__WORK TO COMPLETE__. Write out each line in which the string "glyph" is present.

__DATA TO USE__.
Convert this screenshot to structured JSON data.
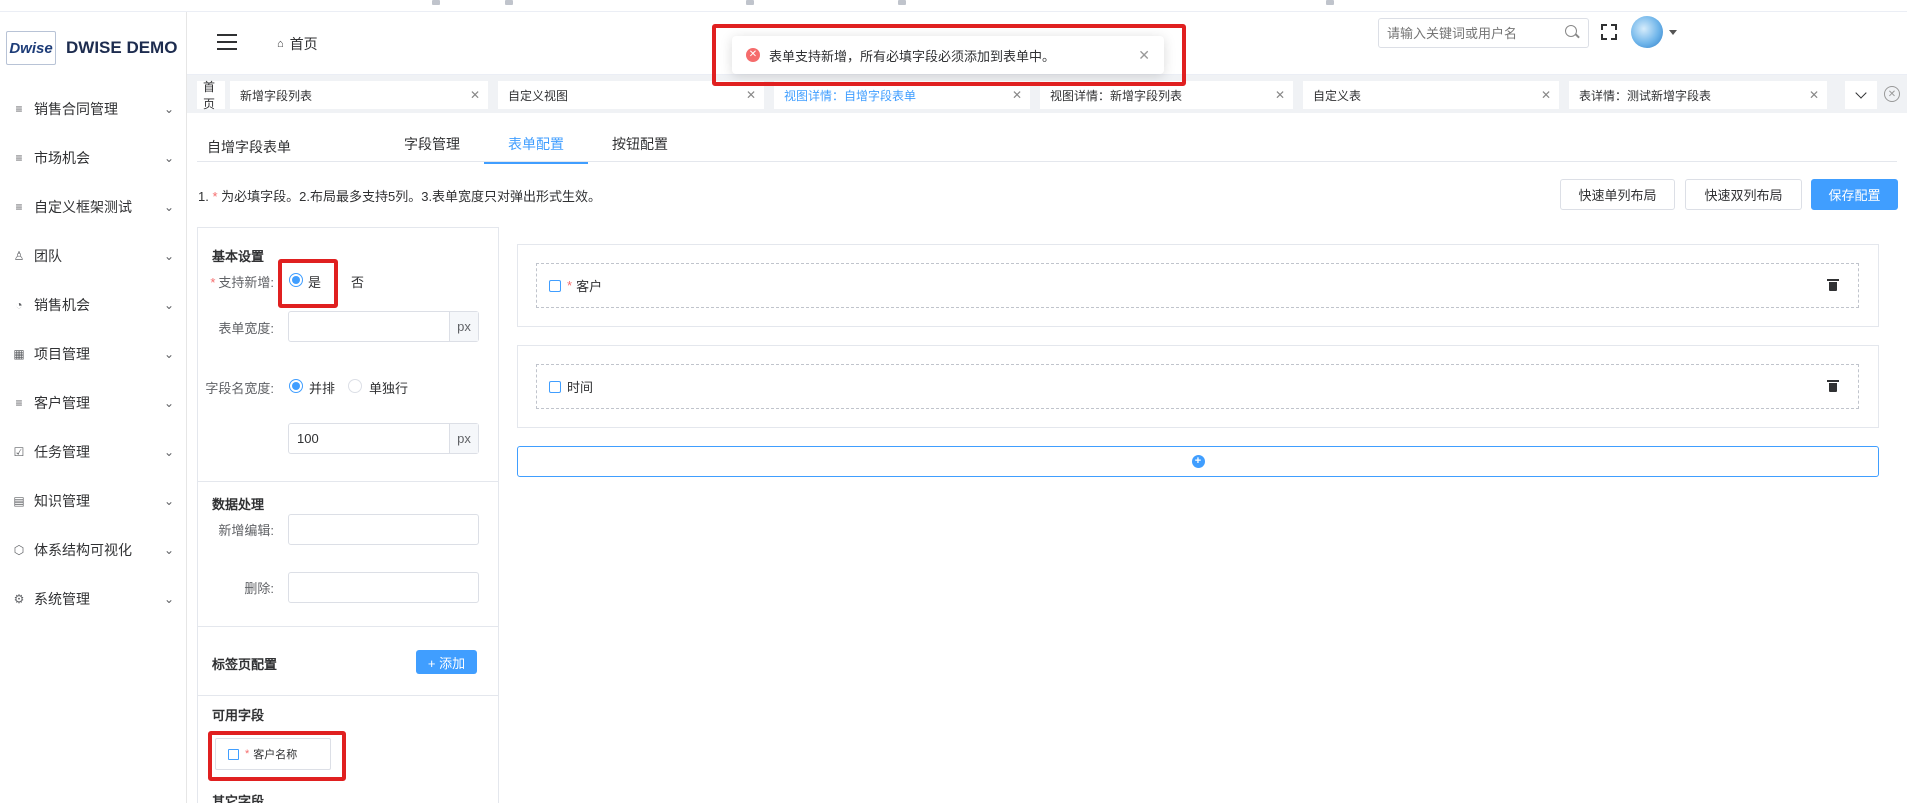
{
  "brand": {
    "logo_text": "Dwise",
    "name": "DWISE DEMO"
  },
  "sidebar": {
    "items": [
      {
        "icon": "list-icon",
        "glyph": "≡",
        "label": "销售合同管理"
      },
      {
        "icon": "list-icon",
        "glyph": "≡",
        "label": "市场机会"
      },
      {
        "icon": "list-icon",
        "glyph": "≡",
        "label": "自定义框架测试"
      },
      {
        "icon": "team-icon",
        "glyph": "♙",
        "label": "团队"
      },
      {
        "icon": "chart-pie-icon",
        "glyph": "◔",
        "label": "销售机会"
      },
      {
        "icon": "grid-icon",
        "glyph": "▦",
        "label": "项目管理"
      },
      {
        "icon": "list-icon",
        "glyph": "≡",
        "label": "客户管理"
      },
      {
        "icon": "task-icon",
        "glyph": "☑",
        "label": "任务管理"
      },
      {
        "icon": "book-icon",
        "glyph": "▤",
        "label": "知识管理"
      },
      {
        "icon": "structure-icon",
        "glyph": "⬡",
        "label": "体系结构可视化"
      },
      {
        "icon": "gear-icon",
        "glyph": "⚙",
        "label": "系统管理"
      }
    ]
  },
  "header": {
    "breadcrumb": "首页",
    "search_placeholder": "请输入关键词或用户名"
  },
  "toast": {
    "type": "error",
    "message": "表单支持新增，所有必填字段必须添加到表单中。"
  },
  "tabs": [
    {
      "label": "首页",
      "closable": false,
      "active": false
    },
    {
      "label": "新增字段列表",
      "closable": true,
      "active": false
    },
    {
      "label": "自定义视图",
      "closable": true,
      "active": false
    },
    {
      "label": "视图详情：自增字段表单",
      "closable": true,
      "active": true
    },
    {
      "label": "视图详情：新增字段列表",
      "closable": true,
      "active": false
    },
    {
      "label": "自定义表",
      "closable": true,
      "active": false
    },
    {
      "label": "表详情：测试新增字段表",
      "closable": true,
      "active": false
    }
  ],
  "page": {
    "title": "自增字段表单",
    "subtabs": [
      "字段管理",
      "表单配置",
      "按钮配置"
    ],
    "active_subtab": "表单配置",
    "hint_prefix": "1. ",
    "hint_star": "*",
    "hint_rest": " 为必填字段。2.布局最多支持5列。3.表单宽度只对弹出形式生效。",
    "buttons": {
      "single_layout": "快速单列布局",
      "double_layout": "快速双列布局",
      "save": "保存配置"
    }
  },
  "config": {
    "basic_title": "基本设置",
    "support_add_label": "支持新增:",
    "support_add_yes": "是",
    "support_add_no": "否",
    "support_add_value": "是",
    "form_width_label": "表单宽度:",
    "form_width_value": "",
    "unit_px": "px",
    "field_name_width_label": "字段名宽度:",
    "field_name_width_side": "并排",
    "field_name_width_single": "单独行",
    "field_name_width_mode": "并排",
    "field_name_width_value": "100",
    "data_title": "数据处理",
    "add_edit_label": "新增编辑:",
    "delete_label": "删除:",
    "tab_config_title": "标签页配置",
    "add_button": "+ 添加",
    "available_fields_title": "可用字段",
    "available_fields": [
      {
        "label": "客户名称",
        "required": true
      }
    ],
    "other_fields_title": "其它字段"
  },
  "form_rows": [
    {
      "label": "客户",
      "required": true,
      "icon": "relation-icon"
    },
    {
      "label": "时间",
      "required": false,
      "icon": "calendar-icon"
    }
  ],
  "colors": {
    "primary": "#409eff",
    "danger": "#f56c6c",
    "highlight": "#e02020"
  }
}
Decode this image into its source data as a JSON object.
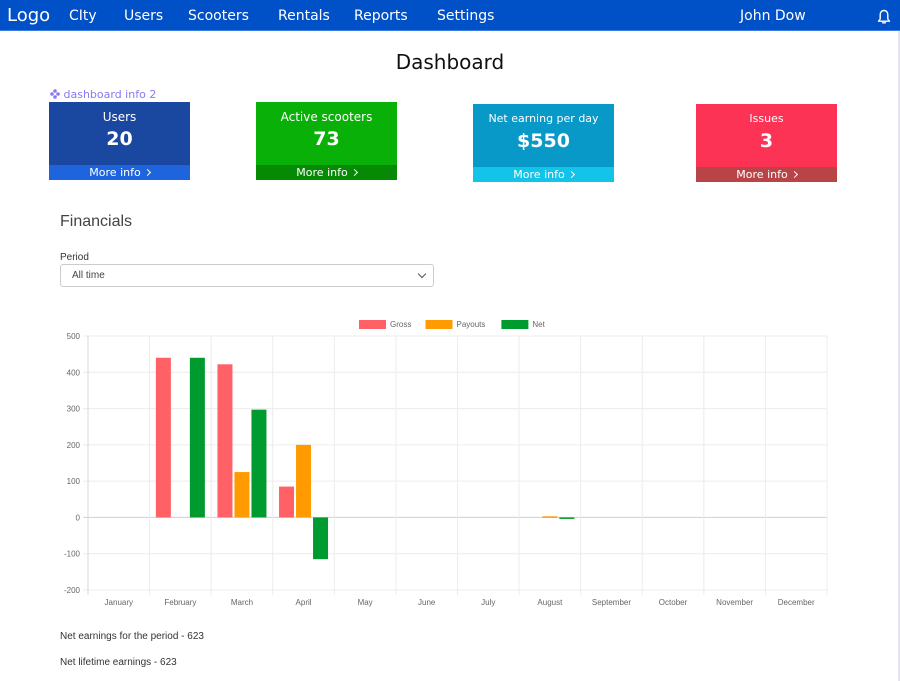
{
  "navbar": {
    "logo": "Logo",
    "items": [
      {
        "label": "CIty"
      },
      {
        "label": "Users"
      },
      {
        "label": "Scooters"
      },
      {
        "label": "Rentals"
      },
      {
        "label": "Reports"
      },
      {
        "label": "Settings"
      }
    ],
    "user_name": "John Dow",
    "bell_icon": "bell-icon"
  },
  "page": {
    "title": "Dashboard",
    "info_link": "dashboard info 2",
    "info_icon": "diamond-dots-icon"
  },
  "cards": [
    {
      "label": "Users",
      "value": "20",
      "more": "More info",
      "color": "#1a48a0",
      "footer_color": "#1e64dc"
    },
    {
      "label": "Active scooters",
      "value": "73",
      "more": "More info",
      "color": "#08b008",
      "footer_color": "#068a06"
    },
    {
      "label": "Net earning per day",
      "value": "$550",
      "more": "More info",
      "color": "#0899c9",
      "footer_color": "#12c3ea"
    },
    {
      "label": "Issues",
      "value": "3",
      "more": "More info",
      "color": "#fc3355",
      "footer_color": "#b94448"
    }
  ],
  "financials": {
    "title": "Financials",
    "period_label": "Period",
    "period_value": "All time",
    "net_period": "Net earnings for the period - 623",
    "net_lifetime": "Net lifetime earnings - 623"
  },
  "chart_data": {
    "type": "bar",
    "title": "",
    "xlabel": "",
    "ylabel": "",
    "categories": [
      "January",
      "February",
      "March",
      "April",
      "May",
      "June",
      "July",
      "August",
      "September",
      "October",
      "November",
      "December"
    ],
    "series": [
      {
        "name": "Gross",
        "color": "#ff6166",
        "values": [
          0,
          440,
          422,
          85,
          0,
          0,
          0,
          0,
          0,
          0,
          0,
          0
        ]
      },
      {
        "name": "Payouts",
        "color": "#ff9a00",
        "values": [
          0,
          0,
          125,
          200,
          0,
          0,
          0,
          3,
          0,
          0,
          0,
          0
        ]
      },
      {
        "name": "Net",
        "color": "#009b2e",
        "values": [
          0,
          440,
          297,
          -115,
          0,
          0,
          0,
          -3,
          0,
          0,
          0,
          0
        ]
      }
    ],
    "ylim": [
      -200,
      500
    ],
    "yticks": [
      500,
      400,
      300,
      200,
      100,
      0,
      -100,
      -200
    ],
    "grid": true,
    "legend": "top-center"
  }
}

__RESPONSE__.
        "glyph": "≡",
        "glyph": "≡",
        "glyph": "≡",
        "glyph": "♙",
        "glyph": "◔",
        "glyph": "▦",
        "glyph": "≡",
        "glyph": "☑",
        "glyph": "▤",
        "glyph": "⬡",
        "glyph": "⚙",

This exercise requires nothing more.